Supplied data
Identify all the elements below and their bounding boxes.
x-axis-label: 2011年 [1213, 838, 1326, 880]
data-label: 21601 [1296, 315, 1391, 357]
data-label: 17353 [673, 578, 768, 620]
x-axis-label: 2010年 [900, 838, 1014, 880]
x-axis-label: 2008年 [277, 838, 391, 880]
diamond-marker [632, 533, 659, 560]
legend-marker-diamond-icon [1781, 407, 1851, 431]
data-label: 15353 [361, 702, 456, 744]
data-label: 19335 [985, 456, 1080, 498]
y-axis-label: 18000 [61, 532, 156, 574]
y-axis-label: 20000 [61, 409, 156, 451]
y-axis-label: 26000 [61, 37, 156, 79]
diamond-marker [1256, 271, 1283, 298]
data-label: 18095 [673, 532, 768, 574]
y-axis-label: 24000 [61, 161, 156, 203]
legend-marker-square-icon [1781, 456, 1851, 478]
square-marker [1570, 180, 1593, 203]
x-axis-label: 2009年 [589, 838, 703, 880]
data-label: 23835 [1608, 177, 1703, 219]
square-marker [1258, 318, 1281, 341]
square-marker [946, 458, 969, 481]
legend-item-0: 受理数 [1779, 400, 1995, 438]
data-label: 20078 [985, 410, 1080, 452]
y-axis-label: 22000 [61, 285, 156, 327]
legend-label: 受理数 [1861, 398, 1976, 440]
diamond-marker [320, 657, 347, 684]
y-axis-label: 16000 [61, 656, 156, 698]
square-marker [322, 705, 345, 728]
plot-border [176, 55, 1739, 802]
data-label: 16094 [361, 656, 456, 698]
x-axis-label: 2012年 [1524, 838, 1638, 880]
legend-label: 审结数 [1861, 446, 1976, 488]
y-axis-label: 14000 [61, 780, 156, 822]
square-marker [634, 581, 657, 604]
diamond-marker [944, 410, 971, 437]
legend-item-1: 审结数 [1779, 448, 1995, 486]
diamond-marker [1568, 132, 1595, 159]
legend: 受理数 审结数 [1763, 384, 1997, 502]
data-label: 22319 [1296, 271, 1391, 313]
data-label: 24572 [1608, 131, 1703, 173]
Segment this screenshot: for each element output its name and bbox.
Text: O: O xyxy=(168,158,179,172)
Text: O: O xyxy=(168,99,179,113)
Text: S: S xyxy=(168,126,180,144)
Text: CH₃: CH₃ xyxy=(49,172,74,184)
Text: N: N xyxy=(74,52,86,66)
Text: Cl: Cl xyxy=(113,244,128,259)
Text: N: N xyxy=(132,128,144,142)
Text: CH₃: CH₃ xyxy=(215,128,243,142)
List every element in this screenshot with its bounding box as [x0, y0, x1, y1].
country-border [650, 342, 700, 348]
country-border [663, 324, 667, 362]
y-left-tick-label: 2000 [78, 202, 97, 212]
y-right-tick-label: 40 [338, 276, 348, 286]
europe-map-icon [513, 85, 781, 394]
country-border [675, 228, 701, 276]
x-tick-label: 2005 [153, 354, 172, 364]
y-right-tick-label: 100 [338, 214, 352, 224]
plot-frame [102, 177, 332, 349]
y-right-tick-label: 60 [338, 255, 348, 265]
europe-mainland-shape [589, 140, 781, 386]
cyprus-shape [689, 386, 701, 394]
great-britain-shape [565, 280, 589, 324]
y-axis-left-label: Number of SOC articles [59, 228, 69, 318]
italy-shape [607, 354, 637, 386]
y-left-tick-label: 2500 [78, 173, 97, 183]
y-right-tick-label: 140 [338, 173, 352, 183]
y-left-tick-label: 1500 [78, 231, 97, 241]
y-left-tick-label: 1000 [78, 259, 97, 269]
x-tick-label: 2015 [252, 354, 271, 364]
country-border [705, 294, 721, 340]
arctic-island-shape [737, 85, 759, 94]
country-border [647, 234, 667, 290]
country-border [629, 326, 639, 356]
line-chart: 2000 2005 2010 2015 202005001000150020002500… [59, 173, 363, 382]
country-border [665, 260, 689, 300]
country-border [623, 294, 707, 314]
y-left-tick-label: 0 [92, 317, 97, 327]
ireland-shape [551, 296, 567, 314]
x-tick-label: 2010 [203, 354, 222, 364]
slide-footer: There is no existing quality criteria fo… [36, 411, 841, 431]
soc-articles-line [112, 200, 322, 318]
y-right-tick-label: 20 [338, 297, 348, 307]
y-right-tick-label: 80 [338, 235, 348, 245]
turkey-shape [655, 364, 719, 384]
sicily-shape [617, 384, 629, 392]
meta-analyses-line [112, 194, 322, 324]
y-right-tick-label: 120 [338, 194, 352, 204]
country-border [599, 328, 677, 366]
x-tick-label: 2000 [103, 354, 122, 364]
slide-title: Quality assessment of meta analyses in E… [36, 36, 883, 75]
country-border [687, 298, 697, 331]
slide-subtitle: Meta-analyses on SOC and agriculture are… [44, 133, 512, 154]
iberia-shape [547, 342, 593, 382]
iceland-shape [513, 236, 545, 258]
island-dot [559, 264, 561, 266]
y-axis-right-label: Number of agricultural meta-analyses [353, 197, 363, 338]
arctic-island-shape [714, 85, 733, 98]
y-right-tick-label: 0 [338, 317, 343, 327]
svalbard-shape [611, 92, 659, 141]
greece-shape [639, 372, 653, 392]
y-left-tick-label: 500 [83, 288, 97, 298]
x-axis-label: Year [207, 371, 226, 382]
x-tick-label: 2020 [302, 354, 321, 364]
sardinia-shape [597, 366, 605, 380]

Written problem
Report every line of the entries above that contains the string "articles", copying each such line in full. Case counts when matching.

Expected answer
y-axis-left-label: Number of SOC articles [59, 228, 69, 318]
soc-articles-line [112, 200, 322, 318]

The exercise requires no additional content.